> _DESCRIPTION OF THE TASK_:
Copy out the data below as written; omit any images.

> _STORED ROWS_:
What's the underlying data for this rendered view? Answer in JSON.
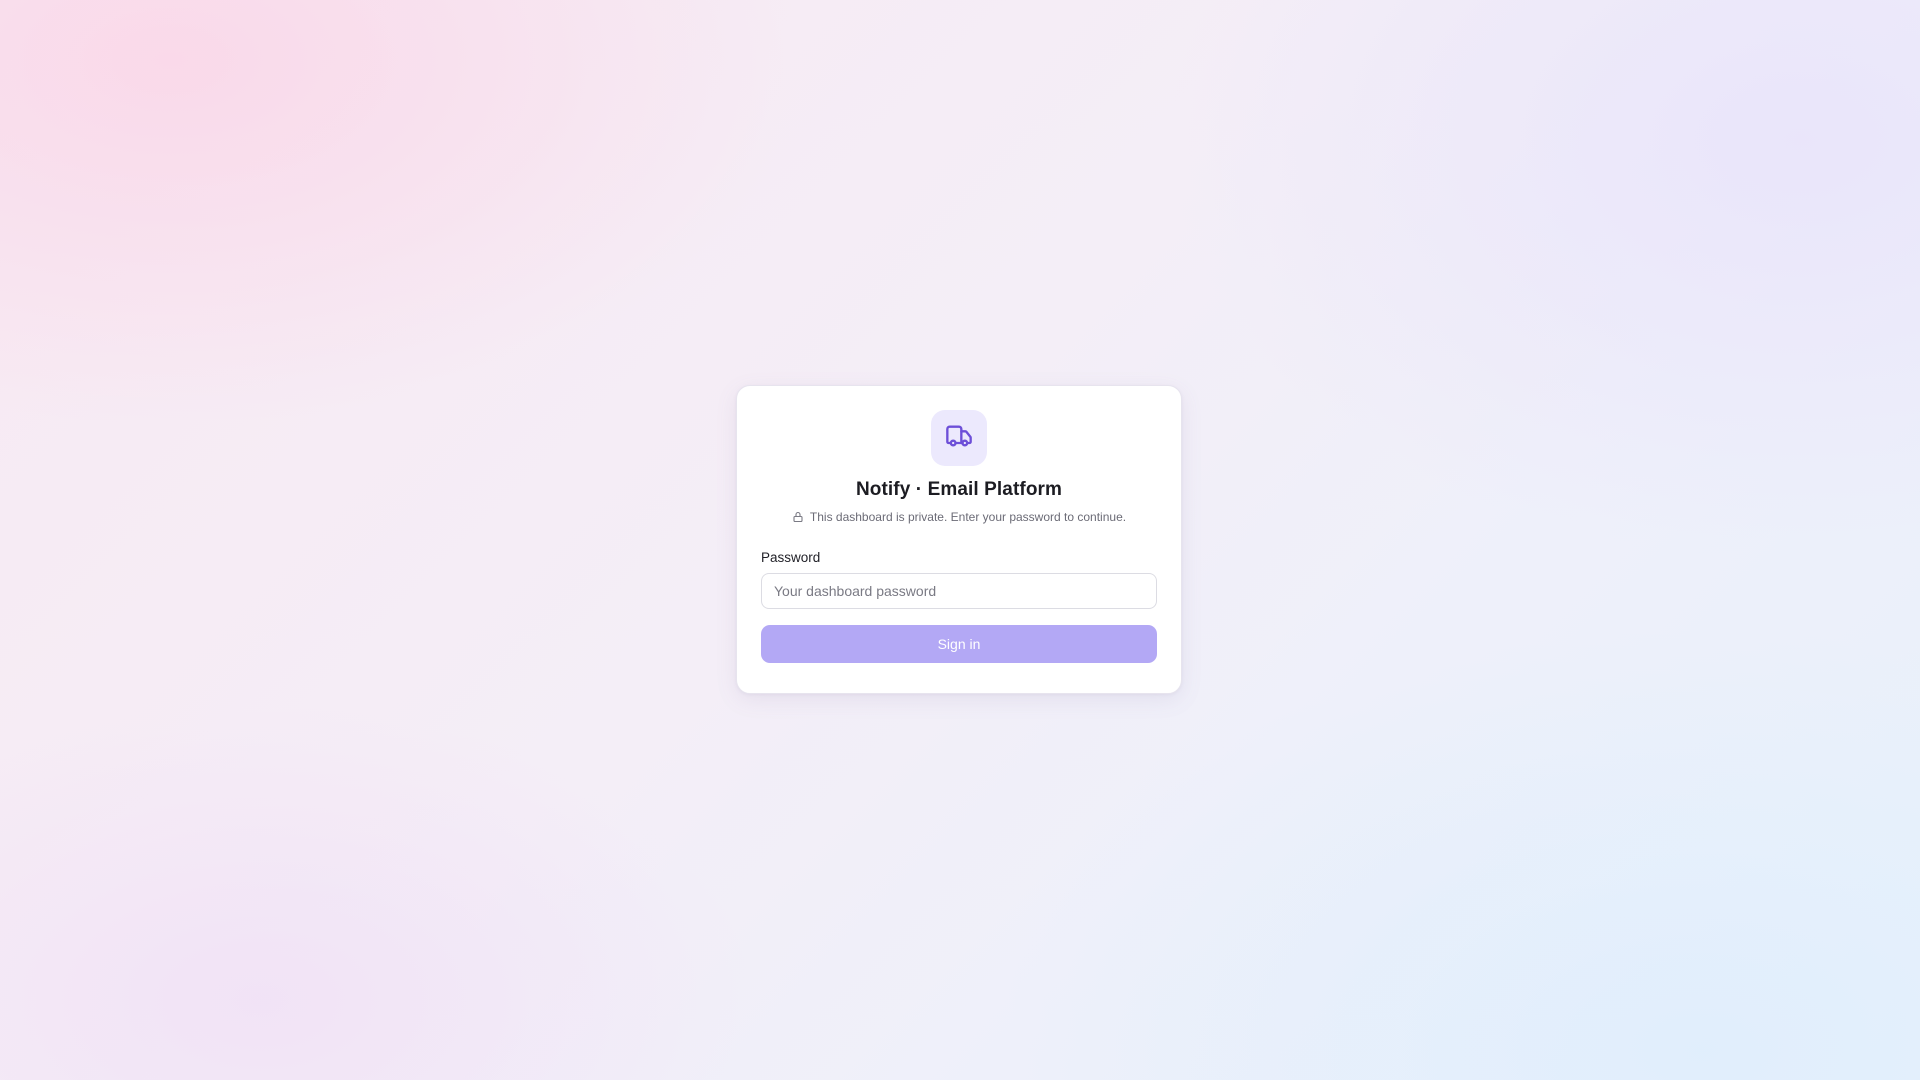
{
  "app": {
    "title": "Notify · Email Platform",
    "subtitle": "This dashboard is private. Enter your password to continue.",
    "logo_icon": "truck-icon",
    "subtitle_icon": "lock-icon"
  },
  "form": {
    "password_label": "Password",
    "password_value": "",
    "password_placeholder": "Your dashboard password",
    "submit_label": "Sign in"
  },
  "colors": {
    "accent": "#6d4fd8",
    "logo_tile_bg": "#ece9fd",
    "button_bg": "#b3a8f5",
    "button_text": "#ffffff"
  }
}
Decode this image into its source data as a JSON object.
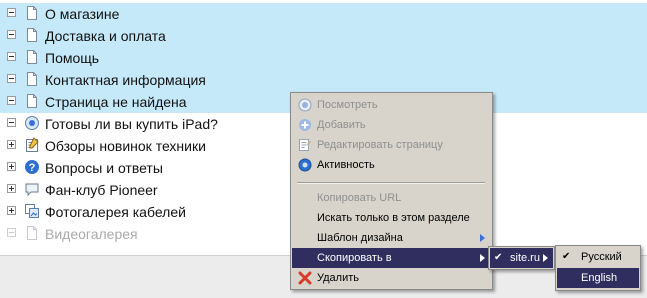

> _CORRECT RESULT_:
What's the underlying data for this rendered view? Answer in JSON.
{
  "app": {
    "title": "Notify · Email Platform",
    "subtitle": "This dashboard is private. Enter your password to continue.",
    "logo_icon": "truck-icon",
    "subtitle_icon": "lock-icon"
  },
  "form": {
    "password_label": "Password",
    "password_value": "",
    "password_placeholder": "Your dashboard password",
    "submit_label": "Sign in"
  },
  "colors": {
    "accent": "#6d4fd8",
    "logo_tile_bg": "#ece9fd",
    "button_bg": "#b3a8f5",
    "button_text": "#ffffff"
  }
}
Decode this image into its source data as a JSON object.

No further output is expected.